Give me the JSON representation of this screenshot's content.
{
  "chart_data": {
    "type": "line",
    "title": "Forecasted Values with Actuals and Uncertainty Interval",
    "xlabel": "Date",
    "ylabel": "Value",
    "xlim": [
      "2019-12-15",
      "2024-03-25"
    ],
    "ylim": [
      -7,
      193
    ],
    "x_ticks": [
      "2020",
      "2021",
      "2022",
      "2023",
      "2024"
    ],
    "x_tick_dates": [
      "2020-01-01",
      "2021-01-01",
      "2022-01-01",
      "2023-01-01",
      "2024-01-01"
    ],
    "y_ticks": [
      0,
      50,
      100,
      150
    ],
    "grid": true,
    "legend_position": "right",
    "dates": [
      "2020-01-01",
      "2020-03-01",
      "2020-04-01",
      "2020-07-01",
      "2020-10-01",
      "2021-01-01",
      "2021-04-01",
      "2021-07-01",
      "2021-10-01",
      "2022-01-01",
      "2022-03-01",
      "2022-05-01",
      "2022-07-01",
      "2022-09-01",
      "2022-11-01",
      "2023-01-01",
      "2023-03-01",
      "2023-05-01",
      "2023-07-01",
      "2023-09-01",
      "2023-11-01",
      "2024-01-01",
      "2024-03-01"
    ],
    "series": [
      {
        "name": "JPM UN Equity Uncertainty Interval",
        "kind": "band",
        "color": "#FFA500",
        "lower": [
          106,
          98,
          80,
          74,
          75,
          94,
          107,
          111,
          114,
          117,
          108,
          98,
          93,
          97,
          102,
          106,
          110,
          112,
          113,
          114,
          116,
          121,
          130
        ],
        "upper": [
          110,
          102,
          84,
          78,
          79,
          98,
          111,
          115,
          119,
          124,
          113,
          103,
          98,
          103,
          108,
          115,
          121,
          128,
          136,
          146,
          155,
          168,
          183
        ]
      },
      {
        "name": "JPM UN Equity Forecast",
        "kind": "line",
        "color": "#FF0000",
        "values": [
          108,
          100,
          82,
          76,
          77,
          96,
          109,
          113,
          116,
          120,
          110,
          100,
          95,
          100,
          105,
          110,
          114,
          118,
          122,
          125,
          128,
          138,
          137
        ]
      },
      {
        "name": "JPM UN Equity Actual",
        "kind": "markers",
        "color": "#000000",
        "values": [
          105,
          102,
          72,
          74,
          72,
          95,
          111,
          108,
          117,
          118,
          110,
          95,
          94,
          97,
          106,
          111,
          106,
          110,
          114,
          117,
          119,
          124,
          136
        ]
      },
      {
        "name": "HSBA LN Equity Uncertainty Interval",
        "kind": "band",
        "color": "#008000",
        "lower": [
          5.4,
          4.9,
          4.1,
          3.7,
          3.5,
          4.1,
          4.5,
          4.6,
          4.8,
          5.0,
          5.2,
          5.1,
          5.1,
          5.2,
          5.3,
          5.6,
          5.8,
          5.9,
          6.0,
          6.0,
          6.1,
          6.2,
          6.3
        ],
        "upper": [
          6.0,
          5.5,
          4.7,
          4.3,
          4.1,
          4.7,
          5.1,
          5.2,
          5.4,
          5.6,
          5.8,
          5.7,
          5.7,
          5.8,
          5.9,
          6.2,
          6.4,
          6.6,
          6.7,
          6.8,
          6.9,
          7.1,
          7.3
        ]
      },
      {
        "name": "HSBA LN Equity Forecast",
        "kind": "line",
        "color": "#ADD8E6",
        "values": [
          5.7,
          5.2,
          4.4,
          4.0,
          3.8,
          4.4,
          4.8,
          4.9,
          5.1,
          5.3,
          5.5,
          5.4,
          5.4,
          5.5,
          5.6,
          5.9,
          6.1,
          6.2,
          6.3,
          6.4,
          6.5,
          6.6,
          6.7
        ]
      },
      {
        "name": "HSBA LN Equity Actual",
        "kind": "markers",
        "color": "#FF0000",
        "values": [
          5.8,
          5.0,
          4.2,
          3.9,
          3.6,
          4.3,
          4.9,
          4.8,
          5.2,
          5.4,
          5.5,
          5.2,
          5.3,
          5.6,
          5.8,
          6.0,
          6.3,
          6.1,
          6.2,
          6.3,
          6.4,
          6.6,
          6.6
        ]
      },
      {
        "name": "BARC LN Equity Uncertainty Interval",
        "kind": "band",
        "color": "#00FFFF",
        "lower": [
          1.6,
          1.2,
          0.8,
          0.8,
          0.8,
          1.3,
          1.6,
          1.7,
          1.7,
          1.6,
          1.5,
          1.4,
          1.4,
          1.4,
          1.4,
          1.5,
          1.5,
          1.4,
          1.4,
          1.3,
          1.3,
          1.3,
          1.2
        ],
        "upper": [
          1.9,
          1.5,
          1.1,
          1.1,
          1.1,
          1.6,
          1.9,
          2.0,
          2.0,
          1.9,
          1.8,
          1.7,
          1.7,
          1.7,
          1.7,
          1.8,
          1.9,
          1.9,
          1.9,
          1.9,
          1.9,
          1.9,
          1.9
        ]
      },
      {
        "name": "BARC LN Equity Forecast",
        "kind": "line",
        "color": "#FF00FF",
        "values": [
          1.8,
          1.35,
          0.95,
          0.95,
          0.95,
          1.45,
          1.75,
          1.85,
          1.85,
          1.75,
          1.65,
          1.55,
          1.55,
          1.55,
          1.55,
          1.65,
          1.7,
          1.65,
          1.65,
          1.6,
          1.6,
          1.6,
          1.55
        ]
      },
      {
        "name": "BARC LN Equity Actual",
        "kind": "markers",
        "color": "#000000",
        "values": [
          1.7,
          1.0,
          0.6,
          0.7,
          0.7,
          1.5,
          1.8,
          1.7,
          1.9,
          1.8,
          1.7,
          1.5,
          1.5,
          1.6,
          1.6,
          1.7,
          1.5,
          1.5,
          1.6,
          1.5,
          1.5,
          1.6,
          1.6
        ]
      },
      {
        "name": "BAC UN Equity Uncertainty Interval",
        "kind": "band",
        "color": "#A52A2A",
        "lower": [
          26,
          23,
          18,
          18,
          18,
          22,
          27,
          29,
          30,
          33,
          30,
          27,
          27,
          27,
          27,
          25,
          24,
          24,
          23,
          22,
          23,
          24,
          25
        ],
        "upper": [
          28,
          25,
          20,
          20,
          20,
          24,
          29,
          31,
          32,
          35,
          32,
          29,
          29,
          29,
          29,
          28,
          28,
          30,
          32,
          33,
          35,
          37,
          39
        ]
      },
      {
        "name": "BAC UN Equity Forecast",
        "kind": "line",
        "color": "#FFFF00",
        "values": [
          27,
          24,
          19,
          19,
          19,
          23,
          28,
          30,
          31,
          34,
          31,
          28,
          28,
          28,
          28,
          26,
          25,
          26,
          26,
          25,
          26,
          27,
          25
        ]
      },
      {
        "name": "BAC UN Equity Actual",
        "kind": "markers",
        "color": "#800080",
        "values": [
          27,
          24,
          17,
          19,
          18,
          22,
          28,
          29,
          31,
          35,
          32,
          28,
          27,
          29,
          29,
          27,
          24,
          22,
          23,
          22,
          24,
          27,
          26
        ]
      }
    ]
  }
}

-=-=-=-=-

Stated problem - Each line holding "HSBA" must be found and copied.

Exercise output -
        "name": "HSBA LN Equity Uncertainty Interval",
        "name": "HSBA LN Equity Forecast",
        "name": "HSBA LN Equity Actual",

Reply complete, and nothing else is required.